#### EXERCISE INPUTS ####

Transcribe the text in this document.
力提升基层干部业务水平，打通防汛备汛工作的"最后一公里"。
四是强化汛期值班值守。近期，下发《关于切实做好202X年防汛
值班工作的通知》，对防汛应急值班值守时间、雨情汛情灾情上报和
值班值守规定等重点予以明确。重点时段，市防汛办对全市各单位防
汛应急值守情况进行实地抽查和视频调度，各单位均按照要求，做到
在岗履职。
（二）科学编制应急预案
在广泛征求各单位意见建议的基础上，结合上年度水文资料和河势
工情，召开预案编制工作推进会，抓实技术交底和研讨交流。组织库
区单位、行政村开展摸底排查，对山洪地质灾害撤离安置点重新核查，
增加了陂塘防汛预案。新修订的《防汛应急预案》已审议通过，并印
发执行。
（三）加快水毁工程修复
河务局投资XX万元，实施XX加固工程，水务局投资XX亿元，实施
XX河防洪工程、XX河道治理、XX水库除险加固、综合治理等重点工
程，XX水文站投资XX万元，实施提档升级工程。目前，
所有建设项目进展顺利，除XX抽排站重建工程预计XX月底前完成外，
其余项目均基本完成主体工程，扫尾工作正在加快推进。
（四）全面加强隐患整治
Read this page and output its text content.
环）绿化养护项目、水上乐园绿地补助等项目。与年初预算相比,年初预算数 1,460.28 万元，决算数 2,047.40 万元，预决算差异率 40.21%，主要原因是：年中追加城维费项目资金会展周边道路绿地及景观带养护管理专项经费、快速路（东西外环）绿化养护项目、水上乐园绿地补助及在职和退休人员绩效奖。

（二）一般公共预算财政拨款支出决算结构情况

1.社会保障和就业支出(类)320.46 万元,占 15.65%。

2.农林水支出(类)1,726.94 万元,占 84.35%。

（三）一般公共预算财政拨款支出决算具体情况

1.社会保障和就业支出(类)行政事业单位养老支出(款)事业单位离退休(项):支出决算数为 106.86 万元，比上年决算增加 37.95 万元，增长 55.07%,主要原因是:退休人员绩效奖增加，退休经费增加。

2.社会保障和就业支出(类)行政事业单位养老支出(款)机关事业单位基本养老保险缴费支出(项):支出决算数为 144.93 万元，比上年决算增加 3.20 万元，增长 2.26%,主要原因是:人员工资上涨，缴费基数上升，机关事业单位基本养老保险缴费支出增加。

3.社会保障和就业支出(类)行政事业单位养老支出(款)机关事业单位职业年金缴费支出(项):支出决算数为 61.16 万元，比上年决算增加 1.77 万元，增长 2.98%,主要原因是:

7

####

● **GIVEN PROBLEM**:
All of the records must be retyped exactly as they are.

● **OUTPUT OF THE EXERCISE**:
Transcribe the text in this document.
力提升基层干部业务水平，打通防汛备汛工作的"最后一公里"。
四是强化汛期值班值守。近期，下发《关于切实做好202X年防汛
值班工作的通知》，对防汛应急值班值守时间、雨情汛情灾情上报和
值班值守规定等重点予以明确。重点时段，市防汛办对全市各单位防
汛应急值守情况进行实地抽查和视频调度，各单位均按照要求，做到
在岗履职。
（二）科学编制应急预案
在广泛征求各单位意见建议的基础上，结合上年度水文资料和河势
工情，召开预案编制工作推进会，抓实技术交底和研讨交流。组织库
区单位、行政村开展摸底排查，对山洪地质灾害撤离安置点重新核查，
增加了陂塘防汛预案。新修订的《防汛应急预案》已审议通过，并印
发执行。
（三）加快水毁工程修复
河务局投资XX万元，实施XX加固工程，水务局投资XX亿元，实施
XX河防洪工程、XX河道治理、XX水库除险加固、综合治理等重点工
程，XX水文站投资XX万元，实施提档升级工程。目前，
所有建设项目进展顺利，除XX抽排站重建工程预计XX月底前完成外，
其余项目均基本完成主体工程，扫尾工作正在加快推进。
（四）全面加强隐患整治
Read this page and output its text content.
环）绿化养护项目、水上乐园绿地补助等项目。与年初预算相比,年初预算数 1,460.28 万元，决算数 2,047.40 万元，预决算差异率 40.21%，主要原因是：年中追加城维费项目资金会展周边道路绿地及景观带养护管理专项经费、快速路（东西外环）绿化养护项目、水上乐园绿地补助及在职和退休人员绩效奖。

（二）一般公共预算财政拨款支出决算结构情况

1.社会保障和就业支出(类)320.46 万元,占 15.65%。

2.农林水支出(类)1,726.94 万元,占 84.35%。

（三）一般公共预算财政拨款支出决算具体情况

1.社会保障和就业支出(类)行政事业单位养老支出(款)事业单位离退休(项):支出决算数为 106.86 万元，比上年决算增加 37.95 万元，增长 55.07%,主要原因是:退休人员绩效奖增加，退休经费增加。

2.社会保障和就业支出(类)行政事业单位养老支出(款)机关事业单位基本养老保险缴费支出(项):支出决算数为 144.93 万元，比上年决算增加 3.20 万元，增长 2.26%,主要原因是:人员工资上涨，缴费基数上升，机关事业单位基本养老保险缴费支出增加。

3.社会保障和就业支出(类)行政事业单位养老支出(款)机关事业单位职业年金缴费支出(项):支出决算数为 61.16 万元，比上年决算增加 1.77 万元，增长 2.98%,主要原因是:

7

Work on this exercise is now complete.